> _MATERIAL SUPPLIED_
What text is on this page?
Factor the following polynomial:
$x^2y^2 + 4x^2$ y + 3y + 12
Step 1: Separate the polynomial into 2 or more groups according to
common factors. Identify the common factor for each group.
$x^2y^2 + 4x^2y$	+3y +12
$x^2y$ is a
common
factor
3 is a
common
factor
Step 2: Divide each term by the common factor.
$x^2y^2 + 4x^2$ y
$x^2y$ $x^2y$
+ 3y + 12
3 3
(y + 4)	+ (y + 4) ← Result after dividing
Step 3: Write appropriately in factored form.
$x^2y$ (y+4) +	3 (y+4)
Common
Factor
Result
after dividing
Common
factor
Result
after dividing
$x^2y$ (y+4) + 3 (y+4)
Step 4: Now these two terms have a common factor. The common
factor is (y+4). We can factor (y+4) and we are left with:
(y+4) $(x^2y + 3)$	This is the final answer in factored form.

> _GIVEN EXERCISE_
Please repeat the material above, word for word and in full.

> _SOLUTION TO THIS PROBLEM_
What text is on this page?
Factor the following polynomial:
$x^2y^2 + 4x^2$ y + 3y + 12
Step 1: Separate the polynomial into 2 or more groups according to
common factors. Identify the common factor for each group.
$x^2y^2 + 4x^2y$	+3y +12
$x^2y$ is a
common
factor
3 is a
common
factor
Step 2: Divide each term by the common factor.
$x^2y^2 + 4x^2$ y
$x^2y$ $x^2y$
+ 3y + 12
3 3
(y + 4)	+ (y + 4) ← Result after dividing
Step 3: Write appropriately in factored form.
$x^2y$ (y+4) +	3 (y+4)
Common
Factor
Result
after dividing
Common
factor
Result
after dividing
$x^2y$ (y+4) + 3 (y+4)
Step 4: Now these two terms have a common factor. The common
factor is (y+4). We can factor (y+4) and we are left with:
(y+4) $(x^2y + 3)$	This is the final answer in factored form.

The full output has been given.